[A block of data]
-- Start --
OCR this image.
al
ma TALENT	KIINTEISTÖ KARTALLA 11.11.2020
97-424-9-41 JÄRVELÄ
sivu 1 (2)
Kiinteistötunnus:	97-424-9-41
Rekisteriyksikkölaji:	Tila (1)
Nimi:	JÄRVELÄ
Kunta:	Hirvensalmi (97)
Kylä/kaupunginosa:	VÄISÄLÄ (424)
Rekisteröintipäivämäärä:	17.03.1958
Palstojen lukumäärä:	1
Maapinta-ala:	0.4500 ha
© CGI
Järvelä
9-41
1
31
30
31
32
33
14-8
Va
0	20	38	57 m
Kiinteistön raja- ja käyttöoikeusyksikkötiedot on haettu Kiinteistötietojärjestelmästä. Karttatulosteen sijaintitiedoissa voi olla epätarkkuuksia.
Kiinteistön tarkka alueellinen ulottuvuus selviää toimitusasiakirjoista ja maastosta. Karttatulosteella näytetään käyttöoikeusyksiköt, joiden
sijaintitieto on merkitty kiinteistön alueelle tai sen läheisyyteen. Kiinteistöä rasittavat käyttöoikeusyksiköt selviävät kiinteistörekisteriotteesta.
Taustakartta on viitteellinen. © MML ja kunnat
-- End --
THE PROBLEM:
Exactly as shown above, return every record.

RIGHT ANSWER:
OCR this image.
al
ma TALENT	KIINTEISTÖ KARTALLA 11.11.2020
97-424-9-41 JÄRVELÄ
sivu 1 (2)
Kiinteistötunnus:	97-424-9-41
Rekisteriyksikkölaji:	Tila (1)
Nimi:	JÄRVELÄ
Kunta:	Hirvensalmi (97)
Kylä/kaupunginosa:	VÄISÄLÄ (424)
Rekisteröintipäivämäärä:	17.03.1958
Palstojen lukumäärä:	1
Maapinta-ala:	0.4500 ha
© CGI
Järvelä
9-41
1
31
30
31
32
33
14-8
Va
0	20	38	57 m
Kiinteistön raja- ja käyttöoikeusyksikkötiedot on haettu Kiinteistötietojärjestelmästä. Karttatulosteen sijaintitiedoissa voi olla epätarkkuuksia.
Kiinteistön tarkka alueellinen ulottuvuus selviää toimitusasiakirjoista ja maastosta. Karttatulosteella näytetään käyttöoikeusyksiköt, joiden
sijaintitieto on merkitty kiinteistön alueelle tai sen läheisyyteen. Kiinteistöä rasittavat käyttöoikeusyksiköt selviävät kiinteistörekisteriotteesta.
Taustakartta on viitteellinen. © MML ja kunnat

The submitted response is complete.